● **GIVEN PROBLEM**: Would you retype all of these records exactly?

● **EXERCISE MATERIALS**:
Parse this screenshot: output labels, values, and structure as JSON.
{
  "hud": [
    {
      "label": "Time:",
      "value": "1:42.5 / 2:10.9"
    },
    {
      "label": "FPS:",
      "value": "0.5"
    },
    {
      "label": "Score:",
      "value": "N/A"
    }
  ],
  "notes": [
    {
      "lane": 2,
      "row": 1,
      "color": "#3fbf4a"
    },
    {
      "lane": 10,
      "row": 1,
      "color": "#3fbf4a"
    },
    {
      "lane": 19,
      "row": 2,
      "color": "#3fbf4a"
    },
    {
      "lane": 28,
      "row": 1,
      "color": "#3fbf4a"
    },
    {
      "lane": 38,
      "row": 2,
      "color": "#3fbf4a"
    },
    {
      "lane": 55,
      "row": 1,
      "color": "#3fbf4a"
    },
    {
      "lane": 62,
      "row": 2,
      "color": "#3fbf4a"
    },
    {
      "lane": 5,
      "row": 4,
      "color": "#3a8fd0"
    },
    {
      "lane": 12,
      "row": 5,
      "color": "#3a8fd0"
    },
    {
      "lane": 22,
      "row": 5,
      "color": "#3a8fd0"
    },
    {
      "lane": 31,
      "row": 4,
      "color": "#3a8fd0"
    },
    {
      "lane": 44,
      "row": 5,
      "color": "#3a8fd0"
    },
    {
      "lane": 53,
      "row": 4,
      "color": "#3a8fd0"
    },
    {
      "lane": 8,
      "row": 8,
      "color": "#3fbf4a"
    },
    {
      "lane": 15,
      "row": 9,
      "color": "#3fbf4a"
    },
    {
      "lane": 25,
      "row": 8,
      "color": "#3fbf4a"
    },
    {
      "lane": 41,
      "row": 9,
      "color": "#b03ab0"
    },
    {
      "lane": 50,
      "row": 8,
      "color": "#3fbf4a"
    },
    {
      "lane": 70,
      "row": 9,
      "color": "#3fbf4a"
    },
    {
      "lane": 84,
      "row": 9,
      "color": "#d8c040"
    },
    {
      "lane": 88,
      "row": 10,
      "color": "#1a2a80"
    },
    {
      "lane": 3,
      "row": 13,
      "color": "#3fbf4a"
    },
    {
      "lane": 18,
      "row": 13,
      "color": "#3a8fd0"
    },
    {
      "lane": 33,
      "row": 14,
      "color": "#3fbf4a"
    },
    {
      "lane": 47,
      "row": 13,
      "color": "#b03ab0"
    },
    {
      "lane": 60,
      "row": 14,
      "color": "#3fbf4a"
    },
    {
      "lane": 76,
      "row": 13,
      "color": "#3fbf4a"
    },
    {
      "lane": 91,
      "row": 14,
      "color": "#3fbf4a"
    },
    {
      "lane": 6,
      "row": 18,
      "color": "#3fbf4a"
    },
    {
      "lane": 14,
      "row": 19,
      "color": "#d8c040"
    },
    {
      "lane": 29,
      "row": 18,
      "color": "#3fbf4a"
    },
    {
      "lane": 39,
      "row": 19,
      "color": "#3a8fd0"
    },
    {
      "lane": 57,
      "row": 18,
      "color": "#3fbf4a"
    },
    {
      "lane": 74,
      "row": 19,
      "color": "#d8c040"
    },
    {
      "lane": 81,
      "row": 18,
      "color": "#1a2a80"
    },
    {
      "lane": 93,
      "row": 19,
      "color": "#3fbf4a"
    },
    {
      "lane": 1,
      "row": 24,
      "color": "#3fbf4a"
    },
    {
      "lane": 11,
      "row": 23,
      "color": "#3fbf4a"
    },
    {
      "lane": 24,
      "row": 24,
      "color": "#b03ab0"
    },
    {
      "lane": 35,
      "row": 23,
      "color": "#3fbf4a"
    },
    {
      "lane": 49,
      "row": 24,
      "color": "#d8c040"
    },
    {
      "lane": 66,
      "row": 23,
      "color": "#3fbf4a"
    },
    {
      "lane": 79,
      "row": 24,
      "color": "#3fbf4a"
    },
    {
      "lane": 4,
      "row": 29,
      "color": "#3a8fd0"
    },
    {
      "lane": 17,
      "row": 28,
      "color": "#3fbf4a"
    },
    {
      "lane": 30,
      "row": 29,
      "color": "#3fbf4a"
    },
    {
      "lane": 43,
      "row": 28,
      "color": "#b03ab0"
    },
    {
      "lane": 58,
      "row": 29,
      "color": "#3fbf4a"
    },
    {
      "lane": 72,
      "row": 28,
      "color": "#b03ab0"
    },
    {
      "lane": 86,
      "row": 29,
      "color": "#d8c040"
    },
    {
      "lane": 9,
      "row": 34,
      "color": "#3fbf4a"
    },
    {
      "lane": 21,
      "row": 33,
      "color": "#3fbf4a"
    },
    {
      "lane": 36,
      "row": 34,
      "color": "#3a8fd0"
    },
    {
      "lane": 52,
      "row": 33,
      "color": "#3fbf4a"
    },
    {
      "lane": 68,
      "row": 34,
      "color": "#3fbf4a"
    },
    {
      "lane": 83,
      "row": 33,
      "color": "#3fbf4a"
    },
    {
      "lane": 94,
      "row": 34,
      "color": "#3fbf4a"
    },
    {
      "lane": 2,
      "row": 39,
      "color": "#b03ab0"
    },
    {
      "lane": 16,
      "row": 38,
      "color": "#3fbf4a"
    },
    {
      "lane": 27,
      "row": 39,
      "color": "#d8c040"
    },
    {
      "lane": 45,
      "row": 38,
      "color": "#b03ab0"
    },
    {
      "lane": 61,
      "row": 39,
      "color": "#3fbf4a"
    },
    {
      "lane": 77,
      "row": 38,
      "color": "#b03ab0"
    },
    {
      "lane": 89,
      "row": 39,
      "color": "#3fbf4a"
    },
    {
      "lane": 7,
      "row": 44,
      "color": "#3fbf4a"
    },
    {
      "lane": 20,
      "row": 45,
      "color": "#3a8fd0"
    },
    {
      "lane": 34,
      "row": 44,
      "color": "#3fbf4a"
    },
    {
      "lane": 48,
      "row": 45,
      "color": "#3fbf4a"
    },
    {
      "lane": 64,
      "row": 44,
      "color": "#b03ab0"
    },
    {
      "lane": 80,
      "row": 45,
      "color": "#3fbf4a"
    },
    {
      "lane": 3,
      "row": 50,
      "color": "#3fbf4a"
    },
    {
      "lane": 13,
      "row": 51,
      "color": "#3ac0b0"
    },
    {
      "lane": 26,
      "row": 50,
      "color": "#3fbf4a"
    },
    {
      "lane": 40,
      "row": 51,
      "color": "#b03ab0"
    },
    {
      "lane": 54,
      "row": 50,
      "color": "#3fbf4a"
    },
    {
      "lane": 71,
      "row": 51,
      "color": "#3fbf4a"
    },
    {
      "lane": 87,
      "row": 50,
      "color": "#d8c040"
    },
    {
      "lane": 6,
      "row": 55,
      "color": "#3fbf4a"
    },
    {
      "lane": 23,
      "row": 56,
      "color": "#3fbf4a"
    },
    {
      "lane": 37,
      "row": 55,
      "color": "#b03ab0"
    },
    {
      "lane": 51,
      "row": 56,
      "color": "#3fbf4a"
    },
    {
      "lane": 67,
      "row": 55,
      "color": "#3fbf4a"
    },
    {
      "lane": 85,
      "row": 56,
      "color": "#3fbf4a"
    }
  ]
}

● **THE ANSWER**:
Parse this screenshot: output labels, values, and structure as JSON.
{
  "hud": [
    {
      "label": "Time:",
      "value": "1:42.5 / 2:10.9"
    },
    {
      "label": "FPS:",
      "value": "0.5"
    },
    {
      "label": "Score:",
      "value": "N/A"
    }
  ],
  "notes": [
    {
      "lane": 2,
      "row": 1,
      "color": "#3fbf4a"
    },
    {
      "lane": 10,
      "row": 1,
      "color": "#3fbf4a"
    },
    {
      "lane": 19,
      "row": 2,
      "color": "#3fbf4a"
    },
    {
      "lane": 28,
      "row": 1,
      "color": "#3fbf4a"
    },
    {
      "lane": 38,
      "row": 2,
      "color": "#3fbf4a"
    },
    {
      "lane": 55,
      "row": 1,
      "color": "#3fbf4a"
    },
    {
      "lane": 62,
      "row": 2,
      "color": "#3fbf4a"
    },
    {
      "lane": 5,
      "row": 4,
      "color": "#3a8fd0"
    },
    {
      "lane": 12,
      "row": 5,
      "color": "#3a8fd0"
    },
    {
      "lane": 22,
      "row": 5,
      "color": "#3a8fd0"
    },
    {
      "lane": 31,
      "row": 4,
      "color": "#3a8fd0"
    },
    {
      "lane": 44,
      "row": 5,
      "color": "#3a8fd0"
    },
    {
      "lane": 53,
      "row": 4,
      "color": "#3a8fd0"
    },
    {
      "lane": 8,
      "row": 8,
      "color": "#3fbf4a"
    },
    {
      "lane": 15,
      "row": 9,
      "color": "#3fbf4a"
    },
    {
      "lane": 25,
      "row": 8,
      "color": "#3fbf4a"
    },
    {
      "lane": 41,
      "row": 9,
      "color": "#b03ab0"
    },
    {
      "lane": 50,
      "row": 8,
      "color": "#3fbf4a"
    },
    {
      "lane": 70,
      "row": 9,
      "color": "#3fbf4a"
    },
    {
      "lane": 84,
      "row": 9,
      "color": "#d8c040"
    },
    {
      "lane": 88,
      "row": 10,
      "color": "#1a2a80"
    },
    {
      "lane": 3,
      "row": 13,
      "color": "#3fbf4a"
    },
    {
      "lane": 18,
      "row": 13,
      "color": "#3a8fd0"
    },
    {
      "lane": 33,
      "row": 14,
      "color": "#3fbf4a"
    },
    {
      "lane": 47,
      "row": 13,
      "color": "#b03ab0"
    },
    {
      "lane": 60,
      "row": 14,
      "color": "#3fbf4a"
    },
    {
      "lane": 76,
      "row": 13,
      "color": "#3fbf4a"
    },
    {
      "lane": 91,
      "row": 14,
      "color": "#3fbf4a"
    },
    {
      "lane": 6,
      "row": 18,
      "color": "#3fbf4a"
    },
    {
      "lane": 14,
      "row": 19,
      "color": "#d8c040"
    },
    {
      "lane": 29,
      "row": 18,
      "color": "#3fbf4a"
    },
    {
      "lane": 39,
      "row": 19,
      "color": "#3a8fd0"
    },
    {
      "lane": 57,
      "row": 18,
      "color": "#3fbf4a"
    },
    {
      "lane": 74,
      "row": 19,
      "color": "#d8c040"
    },
    {
      "lane": 81,
      "row": 18,
      "color": "#1a2a80"
    },
    {
      "lane": 93,
      "row": 19,
      "color": "#3fbf4a"
    },
    {
      "lane": 1,
      "row": 24,
      "color": "#3fbf4a"
    },
    {
      "lane": 11,
      "row": 23,
      "color": "#3fbf4a"
    },
    {
      "lane": 24,
      "row": 24,
      "color": "#b03ab0"
    },
    {
      "lane": 35,
      "row": 23,
      "color": "#3fbf4a"
    },
    {
      "lane": 49,
      "row": 24,
      "color": "#d8c040"
    },
    {
      "lane": 66,
      "row": 23,
      "color": "#3fbf4a"
    },
    {
      "lane": 79,
      "row": 24,
      "color": "#3fbf4a"
    },
    {
      "lane": 4,
      "row": 29,
      "color": "#3a8fd0"
    },
    {
      "lane": 17,
      "row": 28,
      "color": "#3fbf4a"
    },
    {
      "lane": 30,
      "row": 29,
      "color": "#3fbf4a"
    },
    {
      "lane": 43,
      "row": 28,
      "color": "#b03ab0"
    },
    {
      "lane": 58,
      "row": 29,
      "color": "#3fbf4a"
    },
    {
      "lane": 72,
      "row": 28,
      "color": "#b03ab0"
    },
    {
      "lane": 86,
      "row": 29,
      "color": "#d8c040"
    },
    {
      "lane": 9,
      "row": 34,
      "color": "#3fbf4a"
    },
    {
      "lane": 21,
      "row": 33,
      "color": "#3fbf4a"
    },
    {
      "lane": 36,
      "row": 34,
      "color": "#3a8fd0"
    },
    {
      "lane": 52,
      "row": 33,
      "color": "#3fbf4a"
    },
    {
      "lane": 68,
      "row": 34,
      "color": "#3fbf4a"
    },
    {
      "lane": 83,
      "row": 33,
      "color": "#3fbf4a"
    },
    {
      "lane": 94,
      "row": 34,
      "color": "#3fbf4a"
    },
    {
      "lane": 2,
      "row": 39,
      "color": "#b03ab0"
    },
    {
      "lane": 16,
      "row": 38,
      "color": "#3fbf4a"
    },
    {
      "lane": 27,
      "row": 39,
      "color": "#d8c040"
    },
    {
      "lane": 45,
      "row": 38,
      "color": "#b03ab0"
    },
    {
      "lane": 61,
      "row": 39,
      "color": "#3fbf4a"
    },
    {
      "lane": 77,
      "row": 38,
      "color": "#b03ab0"
    },
    {
      "lane": 89,
      "row": 39,
      "color": "#3fbf4a"
    },
    {
      "lane": 7,
      "row": 44,
      "color": "#3fbf4a"
    },
    {
      "lane": 20,
      "row": 45,
      "color": "#3a8fd0"
    },
    {
      "lane": 34,
      "row": 44,
      "color": "#3fbf4a"
    },
    {
      "lane": 48,
      "row": 45,
      "color": "#3fbf4a"
    },
    {
      "lane": 64,
      "row": 44,
      "color": "#b03ab0"
    },
    {
      "lane": 80,
      "row": 45,
      "color": "#3fbf4a"
    },
    {
      "lane": 3,
      "row": 50,
      "color": "#3fbf4a"
    },
    {
      "lane": 13,
      "row": 51,
      "color": "#3ac0b0"
    },
    {
      "lane": 26,
      "row": 50,
      "color": "#3fbf4a"
    },
    {
      "lane": 40,
      "row": 51,
      "color": "#b03ab0"
    },
    {
      "lane": 54,
      "row": 50,
      "color": "#3fbf4a"
    },
    {
      "lane": 71,
      "row": 51,
      "color": "#3fbf4a"
    },
    {
      "lane": 87,
      "row": 50,
      "color": "#d8c040"
    },
    {
      "lane": 6,
      "row": 55,
      "color": "#3fbf4a"
    },
    {
      "lane": 23,
      "row": 56,
      "color": "#3fbf4a"
    },
    {
      "lane": 37,
      "row": 55,
      "color": "#b03ab0"
    },
    {
      "lane": 51,
      "row": 56,
      "color": "#3fbf4a"
    },
    {
      "lane": 67,
      "row": 55,
      "color": "#3fbf4a"
    },
    {
      "lane": 85,
      "row": 56,
      "color": "#3fbf4a"
    }
  ]
}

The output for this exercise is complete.